__SET TASK__.
Search the material below for the word "repairs". Copy every line that has it.

· · · · ·

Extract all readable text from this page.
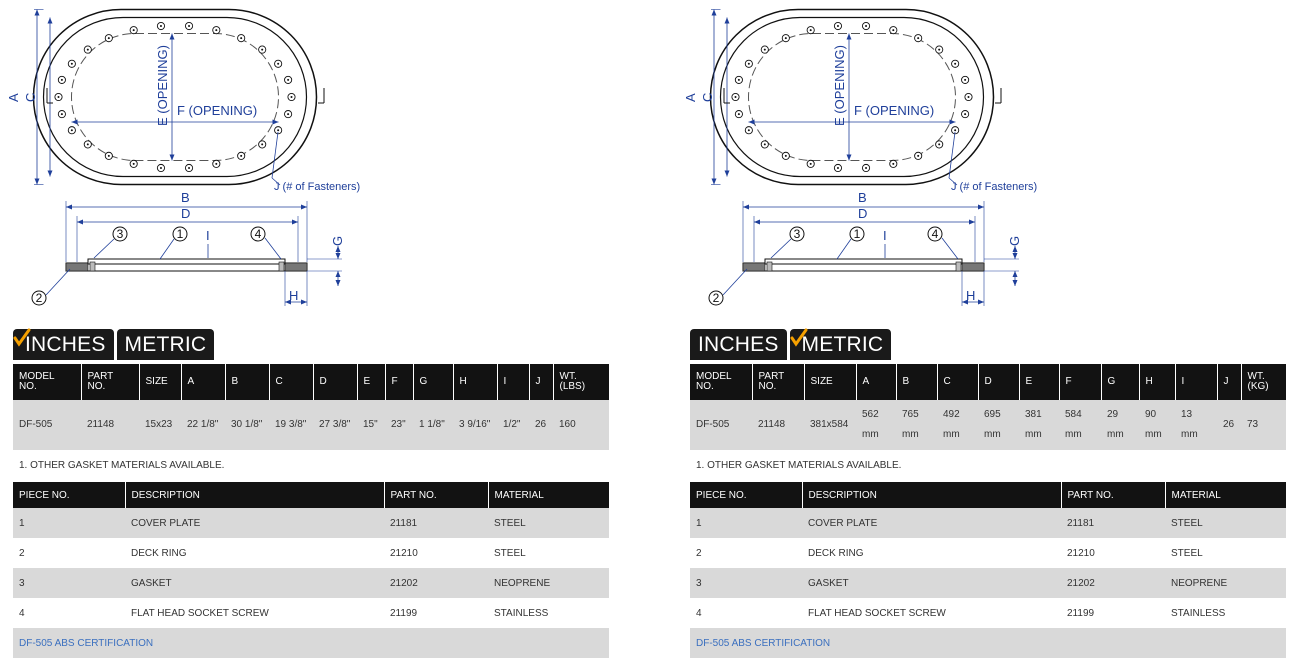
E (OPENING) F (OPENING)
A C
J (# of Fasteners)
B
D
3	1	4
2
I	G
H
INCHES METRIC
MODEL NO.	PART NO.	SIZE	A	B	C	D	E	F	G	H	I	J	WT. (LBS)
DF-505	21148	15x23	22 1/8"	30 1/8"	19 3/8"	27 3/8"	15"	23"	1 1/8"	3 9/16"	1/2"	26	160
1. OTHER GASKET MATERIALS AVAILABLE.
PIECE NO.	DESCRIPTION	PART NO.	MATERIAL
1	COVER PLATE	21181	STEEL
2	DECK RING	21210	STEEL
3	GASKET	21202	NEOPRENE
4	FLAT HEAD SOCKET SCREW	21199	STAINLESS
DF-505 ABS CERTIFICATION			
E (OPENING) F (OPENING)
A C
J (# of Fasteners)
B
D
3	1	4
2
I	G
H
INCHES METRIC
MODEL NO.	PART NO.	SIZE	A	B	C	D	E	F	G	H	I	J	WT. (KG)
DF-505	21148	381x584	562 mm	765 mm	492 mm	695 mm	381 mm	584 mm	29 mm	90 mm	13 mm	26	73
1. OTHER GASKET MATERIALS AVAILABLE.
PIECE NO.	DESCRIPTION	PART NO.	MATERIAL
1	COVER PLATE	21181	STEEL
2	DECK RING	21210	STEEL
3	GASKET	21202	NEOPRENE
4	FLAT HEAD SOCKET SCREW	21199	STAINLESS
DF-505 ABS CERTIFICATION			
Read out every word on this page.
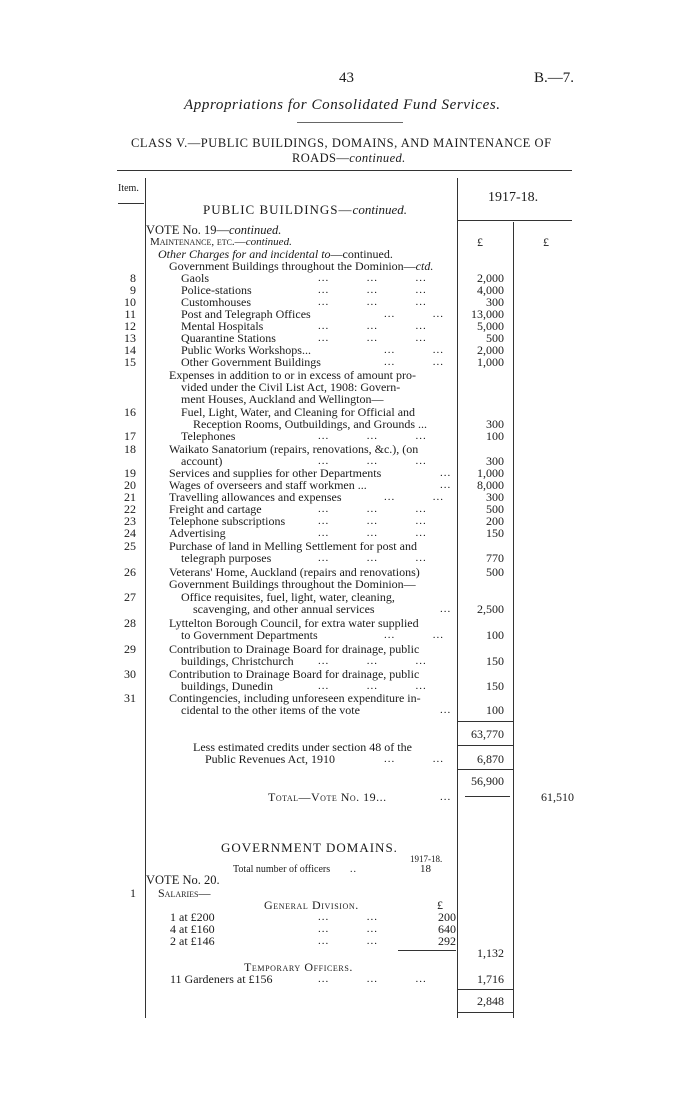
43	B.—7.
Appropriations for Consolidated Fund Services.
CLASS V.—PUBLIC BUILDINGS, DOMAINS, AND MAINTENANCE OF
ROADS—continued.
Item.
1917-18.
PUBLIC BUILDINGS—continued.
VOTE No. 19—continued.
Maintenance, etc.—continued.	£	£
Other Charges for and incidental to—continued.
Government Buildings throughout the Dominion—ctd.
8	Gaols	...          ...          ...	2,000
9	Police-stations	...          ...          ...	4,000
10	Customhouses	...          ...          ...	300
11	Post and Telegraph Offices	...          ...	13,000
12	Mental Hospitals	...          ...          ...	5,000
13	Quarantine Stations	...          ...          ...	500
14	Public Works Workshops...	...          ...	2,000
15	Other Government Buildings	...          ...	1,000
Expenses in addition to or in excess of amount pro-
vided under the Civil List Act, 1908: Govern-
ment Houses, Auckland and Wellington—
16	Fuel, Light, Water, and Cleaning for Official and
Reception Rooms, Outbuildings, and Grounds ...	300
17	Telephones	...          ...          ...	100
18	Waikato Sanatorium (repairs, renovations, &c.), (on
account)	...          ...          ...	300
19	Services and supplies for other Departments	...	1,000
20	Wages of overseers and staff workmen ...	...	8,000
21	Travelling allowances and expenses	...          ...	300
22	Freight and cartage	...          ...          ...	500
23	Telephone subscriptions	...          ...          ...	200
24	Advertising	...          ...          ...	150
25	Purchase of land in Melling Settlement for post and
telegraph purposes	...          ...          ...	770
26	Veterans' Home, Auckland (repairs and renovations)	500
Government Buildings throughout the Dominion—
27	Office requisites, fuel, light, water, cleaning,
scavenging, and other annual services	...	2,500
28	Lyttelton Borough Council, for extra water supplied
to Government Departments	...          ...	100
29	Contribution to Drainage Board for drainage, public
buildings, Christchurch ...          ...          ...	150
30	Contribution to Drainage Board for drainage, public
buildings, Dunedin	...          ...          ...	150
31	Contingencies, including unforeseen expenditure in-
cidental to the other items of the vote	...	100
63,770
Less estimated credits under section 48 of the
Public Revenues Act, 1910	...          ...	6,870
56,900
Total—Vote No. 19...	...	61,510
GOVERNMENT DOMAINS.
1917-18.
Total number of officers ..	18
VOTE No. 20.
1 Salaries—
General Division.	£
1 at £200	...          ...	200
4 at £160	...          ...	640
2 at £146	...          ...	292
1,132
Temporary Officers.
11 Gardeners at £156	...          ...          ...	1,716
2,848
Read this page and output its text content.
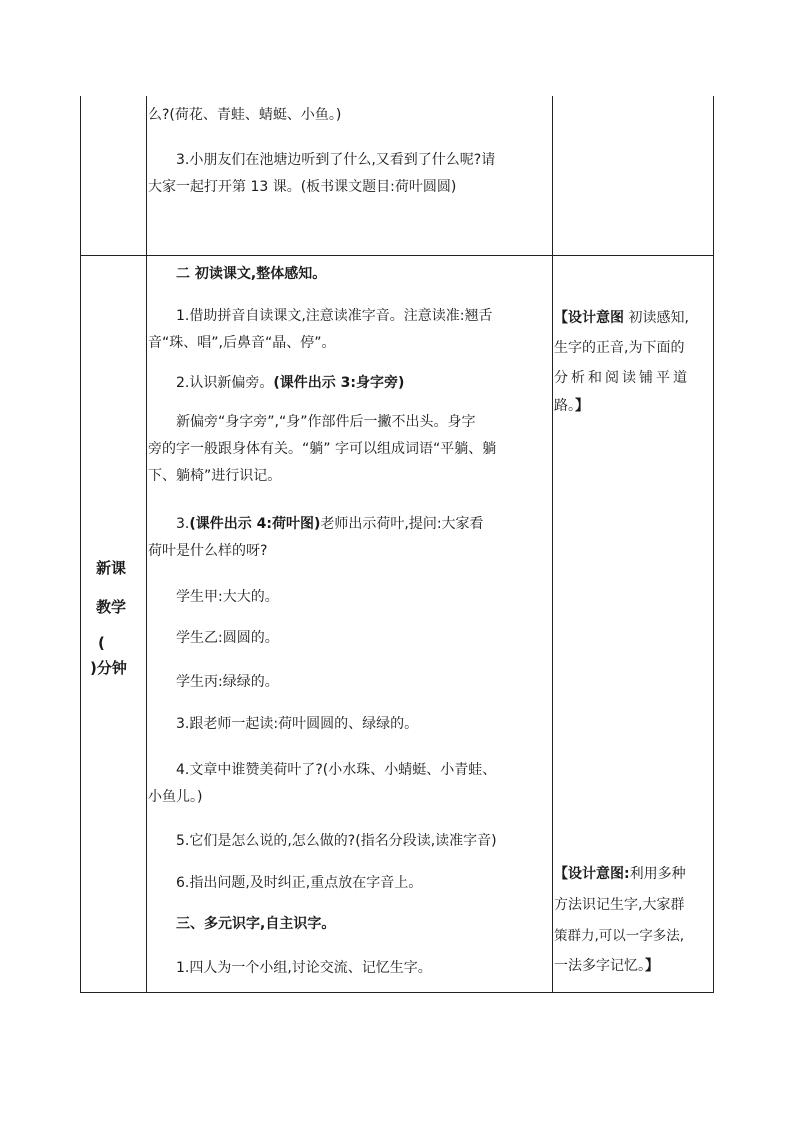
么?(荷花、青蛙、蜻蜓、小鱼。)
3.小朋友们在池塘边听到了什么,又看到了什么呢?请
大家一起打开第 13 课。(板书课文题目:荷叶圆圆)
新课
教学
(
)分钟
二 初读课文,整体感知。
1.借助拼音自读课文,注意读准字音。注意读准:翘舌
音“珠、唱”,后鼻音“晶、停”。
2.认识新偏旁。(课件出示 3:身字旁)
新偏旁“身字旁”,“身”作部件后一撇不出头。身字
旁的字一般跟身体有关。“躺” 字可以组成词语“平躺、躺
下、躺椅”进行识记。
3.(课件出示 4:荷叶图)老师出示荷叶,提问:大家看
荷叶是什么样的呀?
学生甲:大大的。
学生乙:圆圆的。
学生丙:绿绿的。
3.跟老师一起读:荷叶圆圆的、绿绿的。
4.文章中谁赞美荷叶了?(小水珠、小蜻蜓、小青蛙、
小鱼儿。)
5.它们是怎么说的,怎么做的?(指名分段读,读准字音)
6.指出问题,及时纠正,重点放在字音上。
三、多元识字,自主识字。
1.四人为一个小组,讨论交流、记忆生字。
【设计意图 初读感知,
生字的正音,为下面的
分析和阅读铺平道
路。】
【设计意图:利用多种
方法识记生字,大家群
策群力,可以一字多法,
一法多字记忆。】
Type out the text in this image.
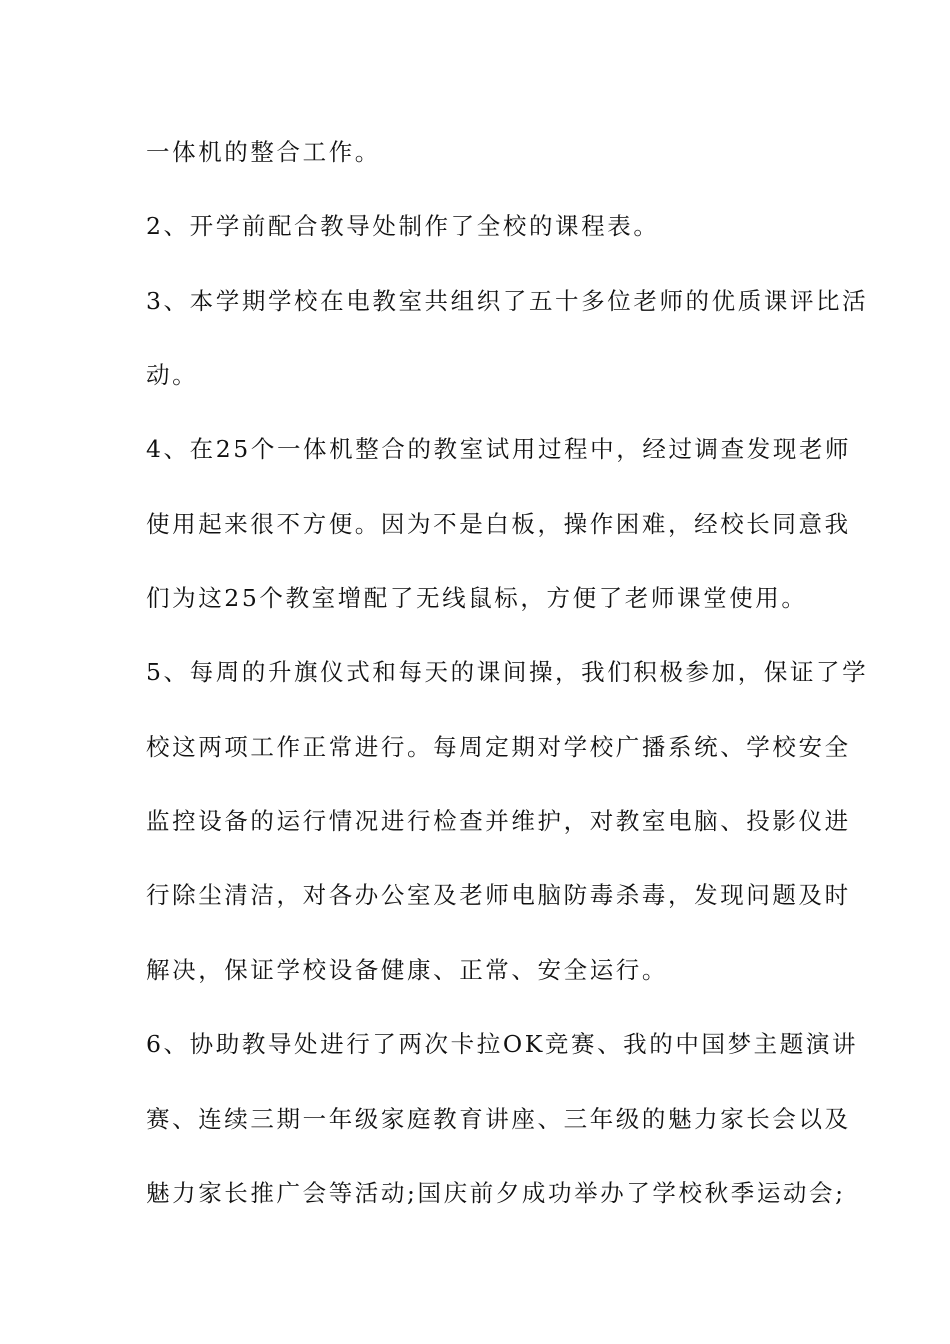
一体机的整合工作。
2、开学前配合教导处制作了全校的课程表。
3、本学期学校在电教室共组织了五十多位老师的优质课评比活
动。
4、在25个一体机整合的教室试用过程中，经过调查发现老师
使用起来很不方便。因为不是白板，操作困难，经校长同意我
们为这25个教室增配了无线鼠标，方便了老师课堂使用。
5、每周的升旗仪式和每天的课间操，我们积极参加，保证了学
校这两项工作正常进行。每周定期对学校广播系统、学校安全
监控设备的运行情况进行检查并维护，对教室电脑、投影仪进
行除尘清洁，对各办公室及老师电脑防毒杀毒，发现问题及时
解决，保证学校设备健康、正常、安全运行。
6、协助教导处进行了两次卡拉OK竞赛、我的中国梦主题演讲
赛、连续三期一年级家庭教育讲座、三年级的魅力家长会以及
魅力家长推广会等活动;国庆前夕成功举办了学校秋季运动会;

· · · · ·

__RESULT__.
18	Waikato Sanatorium (repairs, renovations, &c.), (on
26	Veterans' Home, Auckland (repairs and renovations)	500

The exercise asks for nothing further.